* _Exercise instructions_
Every line of the records below should be restated exactly.

* _Records from a collection of figures_
◆ ◆ ◆
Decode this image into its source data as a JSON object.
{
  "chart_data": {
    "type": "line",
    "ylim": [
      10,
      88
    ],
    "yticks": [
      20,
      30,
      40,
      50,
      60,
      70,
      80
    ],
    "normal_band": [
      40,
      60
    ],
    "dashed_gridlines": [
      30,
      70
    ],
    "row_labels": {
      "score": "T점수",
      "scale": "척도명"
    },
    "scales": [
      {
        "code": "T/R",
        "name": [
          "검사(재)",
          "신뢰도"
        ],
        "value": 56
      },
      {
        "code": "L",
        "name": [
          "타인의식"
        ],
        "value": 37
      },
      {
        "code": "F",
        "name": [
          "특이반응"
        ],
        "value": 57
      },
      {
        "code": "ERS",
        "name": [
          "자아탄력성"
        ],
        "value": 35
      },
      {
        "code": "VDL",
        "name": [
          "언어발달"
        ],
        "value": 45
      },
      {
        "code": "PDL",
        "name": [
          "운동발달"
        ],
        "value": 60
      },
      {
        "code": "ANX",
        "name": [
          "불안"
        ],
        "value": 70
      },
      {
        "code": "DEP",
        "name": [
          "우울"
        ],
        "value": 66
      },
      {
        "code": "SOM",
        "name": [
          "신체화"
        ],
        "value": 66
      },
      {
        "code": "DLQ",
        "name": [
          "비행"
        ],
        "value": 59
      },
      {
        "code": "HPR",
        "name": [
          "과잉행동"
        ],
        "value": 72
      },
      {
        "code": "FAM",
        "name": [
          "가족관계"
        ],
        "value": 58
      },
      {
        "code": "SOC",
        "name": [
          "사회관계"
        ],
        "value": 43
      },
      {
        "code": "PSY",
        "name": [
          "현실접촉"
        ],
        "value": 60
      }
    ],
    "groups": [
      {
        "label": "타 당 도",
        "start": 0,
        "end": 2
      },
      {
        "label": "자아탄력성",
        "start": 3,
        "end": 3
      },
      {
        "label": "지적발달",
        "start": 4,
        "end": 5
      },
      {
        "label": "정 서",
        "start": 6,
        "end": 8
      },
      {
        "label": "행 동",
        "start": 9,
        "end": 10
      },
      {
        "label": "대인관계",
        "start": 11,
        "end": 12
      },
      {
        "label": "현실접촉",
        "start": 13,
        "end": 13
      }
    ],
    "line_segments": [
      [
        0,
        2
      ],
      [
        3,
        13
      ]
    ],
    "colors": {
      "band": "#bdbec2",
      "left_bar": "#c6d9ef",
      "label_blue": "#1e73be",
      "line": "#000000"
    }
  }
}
◆ ◆ ◆
* _Solution to the exercise_
Decode this image into its source data as a JSON object.
{
  "chart_data": {
    "type": "line",
    "ylim": [
      10,
      88
    ],
    "yticks": [
      20,
      30,
      40,
      50,
      60,
      70,
      80
    ],
    "normal_band": [
      40,
      60
    ],
    "dashed_gridlines": [
      30,
      70
    ],
    "row_labels": {
      "score": "T점수",
      "scale": "척도명"
    },
    "scales": [
      {
        "code": "T/R",
        "name": [
          "검사(재)",
          "신뢰도"
        ],
        "value": 56
      },
      {
        "code": "L",
        "name": [
          "타인의식"
        ],
        "value": 37
      },
      {
        "code": "F",
        "name": [
          "특이반응"
        ],
        "value": 57
      },
      {
        "code": "ERS",
        "name": [
          "자아탄력성"
        ],
        "value": 35
      },
      {
        "code": "VDL",
        "name": [
          "언어발달"
        ],
        "value": 45
      },
      {
        "code": "PDL",
        "name": [
          "운동발달"
        ],
        "value": 60
      },
      {
        "code": "ANX",
        "name": [
          "불안"
        ],
        "value": 70
      },
      {
        "code": "DEP",
        "name": [
          "우울"
        ],
        "value": 66
      },
      {
        "code": "SOM",
        "name": [
          "신체화"
        ],
        "value": 66
      },
      {
        "code": "DLQ",
        "name": [
          "비행"
        ],
        "value": 59
      },
      {
        "code": "HPR",
        "name": [
          "과잉행동"
        ],
        "value": 72
      },
      {
        "code": "FAM",
        "name": [
          "가족관계"
        ],
        "value": 58
      },
      {
        "code": "SOC",
        "name": [
          "사회관계"
        ],
        "value": 43
      },
      {
        "code": "PSY",
        "name": [
          "현실접촉"
        ],
        "value": 60
      }
    ],
    "groups": [
      {
        "label": "타 당 도",
        "start": 0,
        "end": 2
      },
      {
        "label": "자아탄력성",
        "start": 3,
        "end": 3
      },
      {
        "label": "지적발달",
        "start": 4,
        "end": 5
      },
      {
        "label": "정 서",
        "start": 6,
        "end": 8
      },
      {
        "label": "행 동",
        "start": 9,
        "end": 10
      },
      {
        "label": "대인관계",
        "start": 11,
        "end": 12
      },
      {
        "label": "현실접촉",
        "start": 13,
        "end": 13
      }
    ],
    "line_segments": [
      [
        0,
        2
      ],
      [
        3,
        13
      ]
    ],
    "colors": {
      "band": "#bdbec2",
      "left_bar": "#c6d9ef",
      "label_blue": "#1e73be",
      "line": "#000000"
    }
  }
}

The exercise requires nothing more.